Records excerpted from a collection

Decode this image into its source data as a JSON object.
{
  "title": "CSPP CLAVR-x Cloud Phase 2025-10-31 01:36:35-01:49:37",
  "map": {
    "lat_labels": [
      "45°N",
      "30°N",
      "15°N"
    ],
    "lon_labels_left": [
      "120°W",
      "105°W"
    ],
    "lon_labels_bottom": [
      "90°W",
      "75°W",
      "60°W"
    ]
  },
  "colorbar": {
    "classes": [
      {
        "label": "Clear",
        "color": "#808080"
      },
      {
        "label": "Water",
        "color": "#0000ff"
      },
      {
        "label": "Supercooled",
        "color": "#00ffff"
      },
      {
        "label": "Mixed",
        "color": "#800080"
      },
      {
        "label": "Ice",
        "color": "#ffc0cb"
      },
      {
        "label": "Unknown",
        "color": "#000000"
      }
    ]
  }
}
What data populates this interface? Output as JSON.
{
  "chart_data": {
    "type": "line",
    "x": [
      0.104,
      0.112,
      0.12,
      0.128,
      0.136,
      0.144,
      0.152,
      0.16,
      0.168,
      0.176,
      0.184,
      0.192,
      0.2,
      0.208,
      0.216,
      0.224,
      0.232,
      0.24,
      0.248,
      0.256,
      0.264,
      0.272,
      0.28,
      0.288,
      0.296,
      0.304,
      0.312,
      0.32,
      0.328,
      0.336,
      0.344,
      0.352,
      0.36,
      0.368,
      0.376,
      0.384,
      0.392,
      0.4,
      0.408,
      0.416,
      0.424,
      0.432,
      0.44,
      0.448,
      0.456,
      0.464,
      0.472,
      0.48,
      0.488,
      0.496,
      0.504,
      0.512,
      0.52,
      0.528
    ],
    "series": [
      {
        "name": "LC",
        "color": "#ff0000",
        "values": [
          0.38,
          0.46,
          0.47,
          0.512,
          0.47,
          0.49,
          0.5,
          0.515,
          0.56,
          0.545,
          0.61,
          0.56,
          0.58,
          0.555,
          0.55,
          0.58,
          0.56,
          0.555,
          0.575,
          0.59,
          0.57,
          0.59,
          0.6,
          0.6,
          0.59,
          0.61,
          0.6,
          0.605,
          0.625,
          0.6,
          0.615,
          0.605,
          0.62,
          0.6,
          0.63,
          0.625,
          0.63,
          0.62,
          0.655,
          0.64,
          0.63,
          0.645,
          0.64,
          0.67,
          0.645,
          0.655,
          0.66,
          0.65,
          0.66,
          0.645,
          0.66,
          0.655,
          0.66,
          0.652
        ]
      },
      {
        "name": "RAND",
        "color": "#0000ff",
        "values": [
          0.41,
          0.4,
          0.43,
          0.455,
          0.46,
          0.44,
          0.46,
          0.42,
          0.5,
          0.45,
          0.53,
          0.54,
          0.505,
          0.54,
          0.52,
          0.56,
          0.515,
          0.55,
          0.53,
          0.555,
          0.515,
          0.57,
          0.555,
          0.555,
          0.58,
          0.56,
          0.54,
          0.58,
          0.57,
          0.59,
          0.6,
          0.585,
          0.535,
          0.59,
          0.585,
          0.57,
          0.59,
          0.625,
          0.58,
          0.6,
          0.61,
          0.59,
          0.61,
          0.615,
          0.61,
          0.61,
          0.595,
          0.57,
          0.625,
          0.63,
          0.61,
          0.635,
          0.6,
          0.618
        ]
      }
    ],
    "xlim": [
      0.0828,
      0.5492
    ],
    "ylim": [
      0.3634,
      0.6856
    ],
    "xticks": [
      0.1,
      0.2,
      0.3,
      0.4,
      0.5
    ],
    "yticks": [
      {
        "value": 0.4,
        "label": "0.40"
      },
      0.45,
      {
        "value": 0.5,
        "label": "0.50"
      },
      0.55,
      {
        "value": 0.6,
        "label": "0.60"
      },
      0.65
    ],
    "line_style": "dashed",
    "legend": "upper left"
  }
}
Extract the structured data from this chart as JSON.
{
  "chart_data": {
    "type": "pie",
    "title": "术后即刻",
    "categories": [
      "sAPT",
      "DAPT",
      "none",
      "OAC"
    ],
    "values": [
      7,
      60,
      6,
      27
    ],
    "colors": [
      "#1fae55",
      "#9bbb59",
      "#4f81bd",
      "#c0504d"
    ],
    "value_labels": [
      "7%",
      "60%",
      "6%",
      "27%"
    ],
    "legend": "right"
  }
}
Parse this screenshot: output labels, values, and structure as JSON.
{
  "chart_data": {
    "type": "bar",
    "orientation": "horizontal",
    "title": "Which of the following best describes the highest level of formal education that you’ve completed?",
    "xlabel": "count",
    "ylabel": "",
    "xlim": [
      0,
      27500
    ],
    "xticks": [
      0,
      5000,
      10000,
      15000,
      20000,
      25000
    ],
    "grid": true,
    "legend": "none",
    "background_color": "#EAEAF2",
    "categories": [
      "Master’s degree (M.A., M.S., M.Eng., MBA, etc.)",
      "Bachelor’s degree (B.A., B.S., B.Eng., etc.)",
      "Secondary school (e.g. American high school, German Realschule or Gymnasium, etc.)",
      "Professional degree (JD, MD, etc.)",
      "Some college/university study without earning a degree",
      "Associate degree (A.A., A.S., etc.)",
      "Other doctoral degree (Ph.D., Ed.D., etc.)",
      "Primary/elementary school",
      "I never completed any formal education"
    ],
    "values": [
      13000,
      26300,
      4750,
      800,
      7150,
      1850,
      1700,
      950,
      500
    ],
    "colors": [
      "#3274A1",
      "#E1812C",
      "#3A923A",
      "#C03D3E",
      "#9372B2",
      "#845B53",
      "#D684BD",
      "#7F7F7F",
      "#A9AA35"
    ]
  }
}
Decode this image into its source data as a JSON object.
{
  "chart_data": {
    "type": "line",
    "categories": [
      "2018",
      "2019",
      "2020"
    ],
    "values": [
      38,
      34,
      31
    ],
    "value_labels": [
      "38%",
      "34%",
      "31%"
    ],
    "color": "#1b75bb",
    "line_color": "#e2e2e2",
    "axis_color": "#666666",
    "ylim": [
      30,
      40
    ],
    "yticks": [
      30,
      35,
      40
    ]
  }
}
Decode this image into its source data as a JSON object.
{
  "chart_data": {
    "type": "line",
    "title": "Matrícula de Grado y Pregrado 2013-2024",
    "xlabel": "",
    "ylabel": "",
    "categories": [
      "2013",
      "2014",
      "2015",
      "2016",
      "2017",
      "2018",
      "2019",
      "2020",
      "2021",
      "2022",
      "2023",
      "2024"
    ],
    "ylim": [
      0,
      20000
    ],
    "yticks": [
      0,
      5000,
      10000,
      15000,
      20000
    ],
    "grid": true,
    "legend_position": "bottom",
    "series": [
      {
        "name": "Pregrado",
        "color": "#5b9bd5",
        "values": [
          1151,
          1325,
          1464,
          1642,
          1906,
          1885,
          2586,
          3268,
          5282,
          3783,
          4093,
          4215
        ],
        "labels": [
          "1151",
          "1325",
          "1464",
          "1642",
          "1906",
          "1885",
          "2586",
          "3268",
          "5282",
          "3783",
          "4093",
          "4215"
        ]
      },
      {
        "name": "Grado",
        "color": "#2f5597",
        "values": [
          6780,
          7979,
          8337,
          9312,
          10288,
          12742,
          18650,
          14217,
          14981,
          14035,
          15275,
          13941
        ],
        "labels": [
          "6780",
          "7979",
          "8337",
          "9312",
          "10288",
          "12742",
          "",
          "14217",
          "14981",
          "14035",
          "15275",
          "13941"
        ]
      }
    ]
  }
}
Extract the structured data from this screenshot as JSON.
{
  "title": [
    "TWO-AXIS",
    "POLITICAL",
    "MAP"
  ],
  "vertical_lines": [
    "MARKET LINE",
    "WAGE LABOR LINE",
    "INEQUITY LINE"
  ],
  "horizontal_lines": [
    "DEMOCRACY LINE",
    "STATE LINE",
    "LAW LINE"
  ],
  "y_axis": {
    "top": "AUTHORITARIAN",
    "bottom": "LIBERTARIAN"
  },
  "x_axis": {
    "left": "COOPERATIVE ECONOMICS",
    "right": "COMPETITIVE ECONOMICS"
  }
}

- **What this task involves**: Going through the data above, count the lines where the string "right" appears, and answer with only that number.

- **Task response**: 2